Identify the lines that contain the string "Länge", then copy each of them.

####################

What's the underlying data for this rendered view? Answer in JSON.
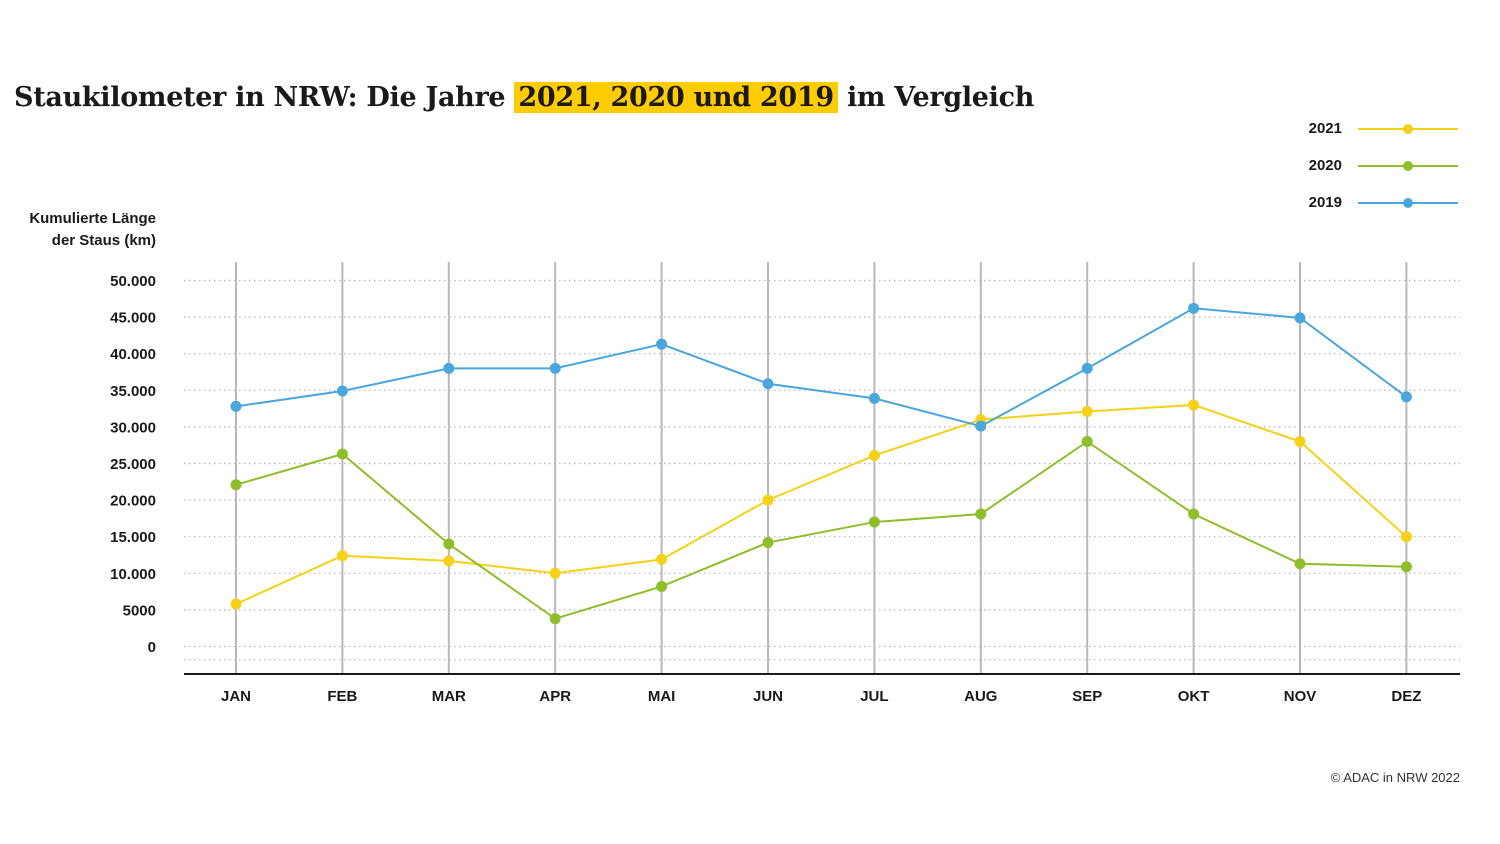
{
  "title": {
    "prefix": "Staukilometer in NRW: Die Jahre ",
    "highlight": "2021, 2020 und 2019",
    "suffix": " im Vergleich"
  },
  "ylabel_line1": "Kumulierte Länge",
  "ylabel_line2": "der Staus (km)",
  "footer": "© ADAC in NRW 2022",
  "colors": {
    "s2021": "#f5d117",
    "s2020": "#8fbe2a",
    "s2019": "#4aa6dc",
    "highlight": "#ffcc00"
  },
  "chart_data": {
    "type": "line",
    "title": "Staukilometer in NRW: Die Jahre 2021, 2020 und 2019 im Vergleich",
    "xlabel": "",
    "ylabel": "Kumulierte Länge der Staus (km)",
    "categories": [
      "JAN",
      "FEB",
      "MAR",
      "APR",
      "MAI",
      "JUN",
      "JUL",
      "AUG",
      "SEP",
      "OKT",
      "NOV",
      "DEZ"
    ],
    "yticks": [
      0,
      5000,
      10000,
      15000,
      20000,
      25000,
      30000,
      35000,
      40000,
      45000,
      50000
    ],
    "ytick_labels": [
      "0",
      "5000",
      "10.000",
      "15.000",
      "20.000",
      "25.000",
      "30.000",
      "35.000",
      "40.000",
      "45.000",
      "50.000"
    ],
    "ylim": [
      -3600,
      52500
    ],
    "grid": true,
    "legend_position": "top-right",
    "series": [
      {
        "name": "2021",
        "color": "#f5d117",
        "values": [
          5800,
          12400,
          11700,
          10000,
          11900,
          20000,
          26100,
          31000,
          32100,
          33000,
          28000,
          15000
        ]
      },
      {
        "name": "2020",
        "color": "#8fbe2a",
        "values": [
          22100,
          26300,
          14000,
          3800,
          8200,
          14200,
          17000,
          18100,
          28000,
          18100,
          11300,
          10900
        ]
      },
      {
        "name": "2019",
        "color": "#4aa6dc",
        "values": [
          32800,
          34900,
          38000,
          38000,
          41300,
          35900,
          33900,
          30100,
          38000,
          46200,
          44900,
          34100
        ]
      }
    ]
  }
}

####################

◆ **Output for this task**
  "ylabel_line1": "Kumulierte Länge",
    "ylabel": "Kumulierte Länge der Staus (km)",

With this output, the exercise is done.